- RECORDS TO PROCESS:
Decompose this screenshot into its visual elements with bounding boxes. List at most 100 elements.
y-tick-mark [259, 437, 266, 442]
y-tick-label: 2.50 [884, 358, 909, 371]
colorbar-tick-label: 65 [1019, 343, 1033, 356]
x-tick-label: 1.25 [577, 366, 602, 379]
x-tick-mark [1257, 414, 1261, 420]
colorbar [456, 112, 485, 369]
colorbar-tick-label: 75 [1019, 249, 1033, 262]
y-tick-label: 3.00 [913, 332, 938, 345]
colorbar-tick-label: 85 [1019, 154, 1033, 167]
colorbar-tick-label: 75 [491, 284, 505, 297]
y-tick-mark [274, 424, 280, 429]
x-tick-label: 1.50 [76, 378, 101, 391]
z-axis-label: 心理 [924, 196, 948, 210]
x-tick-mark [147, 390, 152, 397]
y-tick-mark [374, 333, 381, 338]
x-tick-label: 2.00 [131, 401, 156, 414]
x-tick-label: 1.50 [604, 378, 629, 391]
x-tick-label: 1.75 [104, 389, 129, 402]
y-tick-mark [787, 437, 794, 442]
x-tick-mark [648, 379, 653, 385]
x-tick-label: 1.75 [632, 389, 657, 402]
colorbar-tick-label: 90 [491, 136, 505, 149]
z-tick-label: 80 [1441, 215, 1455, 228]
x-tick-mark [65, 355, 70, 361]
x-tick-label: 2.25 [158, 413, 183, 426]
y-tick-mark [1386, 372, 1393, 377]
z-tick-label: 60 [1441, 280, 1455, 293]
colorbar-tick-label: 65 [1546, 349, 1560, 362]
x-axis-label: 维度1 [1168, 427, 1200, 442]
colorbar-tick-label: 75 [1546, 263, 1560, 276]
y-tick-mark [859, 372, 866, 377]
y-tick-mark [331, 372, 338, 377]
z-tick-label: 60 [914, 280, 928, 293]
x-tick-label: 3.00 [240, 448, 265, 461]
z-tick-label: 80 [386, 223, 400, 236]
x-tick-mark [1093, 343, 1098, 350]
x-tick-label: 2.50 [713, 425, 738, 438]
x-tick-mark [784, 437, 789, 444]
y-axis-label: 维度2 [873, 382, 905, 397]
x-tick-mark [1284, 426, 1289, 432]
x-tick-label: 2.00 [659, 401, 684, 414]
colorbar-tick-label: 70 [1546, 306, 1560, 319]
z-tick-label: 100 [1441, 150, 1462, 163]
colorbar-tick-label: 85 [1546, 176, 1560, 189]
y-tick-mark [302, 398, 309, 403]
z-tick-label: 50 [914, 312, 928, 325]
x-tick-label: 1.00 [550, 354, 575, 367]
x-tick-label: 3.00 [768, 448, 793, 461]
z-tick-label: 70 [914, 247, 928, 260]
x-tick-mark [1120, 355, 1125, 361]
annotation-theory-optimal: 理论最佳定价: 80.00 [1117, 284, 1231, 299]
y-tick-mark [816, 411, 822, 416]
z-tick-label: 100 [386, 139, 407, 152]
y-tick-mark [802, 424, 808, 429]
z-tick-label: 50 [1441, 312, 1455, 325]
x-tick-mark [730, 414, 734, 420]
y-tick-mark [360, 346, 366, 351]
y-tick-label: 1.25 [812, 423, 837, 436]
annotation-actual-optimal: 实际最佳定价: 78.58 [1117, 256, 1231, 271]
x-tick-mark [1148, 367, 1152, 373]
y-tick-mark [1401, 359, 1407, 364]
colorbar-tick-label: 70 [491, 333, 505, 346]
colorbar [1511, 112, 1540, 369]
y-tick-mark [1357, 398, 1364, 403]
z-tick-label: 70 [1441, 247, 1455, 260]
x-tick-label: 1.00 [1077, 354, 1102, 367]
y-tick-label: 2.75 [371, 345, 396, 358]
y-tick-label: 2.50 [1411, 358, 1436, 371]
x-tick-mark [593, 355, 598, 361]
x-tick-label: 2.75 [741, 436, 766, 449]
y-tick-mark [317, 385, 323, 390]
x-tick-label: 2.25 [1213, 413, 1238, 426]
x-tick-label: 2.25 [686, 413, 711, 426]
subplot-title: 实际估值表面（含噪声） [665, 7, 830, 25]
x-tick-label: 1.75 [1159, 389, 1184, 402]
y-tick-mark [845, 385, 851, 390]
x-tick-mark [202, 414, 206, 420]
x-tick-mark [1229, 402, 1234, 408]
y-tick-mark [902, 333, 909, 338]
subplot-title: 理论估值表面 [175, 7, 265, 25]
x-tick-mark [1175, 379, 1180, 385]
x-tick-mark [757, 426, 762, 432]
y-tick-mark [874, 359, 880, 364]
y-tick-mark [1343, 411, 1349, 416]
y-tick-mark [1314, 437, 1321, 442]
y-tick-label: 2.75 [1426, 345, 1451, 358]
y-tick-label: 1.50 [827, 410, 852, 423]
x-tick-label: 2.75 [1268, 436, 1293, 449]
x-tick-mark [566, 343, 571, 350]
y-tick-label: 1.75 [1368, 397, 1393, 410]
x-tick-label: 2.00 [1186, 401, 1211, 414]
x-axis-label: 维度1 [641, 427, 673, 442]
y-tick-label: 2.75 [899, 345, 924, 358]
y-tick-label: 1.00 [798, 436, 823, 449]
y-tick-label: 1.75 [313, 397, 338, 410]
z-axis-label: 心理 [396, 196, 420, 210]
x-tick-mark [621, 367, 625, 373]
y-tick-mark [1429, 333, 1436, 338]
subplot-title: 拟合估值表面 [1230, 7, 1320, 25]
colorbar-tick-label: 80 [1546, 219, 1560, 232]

- TASK INSTRUCTIONS:
Switch "y-tick-mark" to "y-axis-tick-mark" in the lines that run from the start of the material up to and including the line with "colorbar [456, 112, 485, 369]", and write out only those lines with nothing else changed.

- RESPONSE:
Decompose this screenshot into its visual elements with bounding boxes. List at most 100 elements.
y-axis-tick-mark [259, 437, 266, 442]
y-tick-label: 2.50 [884, 358, 909, 371]
colorbar-tick-label: 65 [1019, 343, 1033, 356]
x-tick-label: 1.25 [577, 366, 602, 379]
x-tick-mark [1257, 414, 1261, 420]
colorbar [456, 112, 485, 369]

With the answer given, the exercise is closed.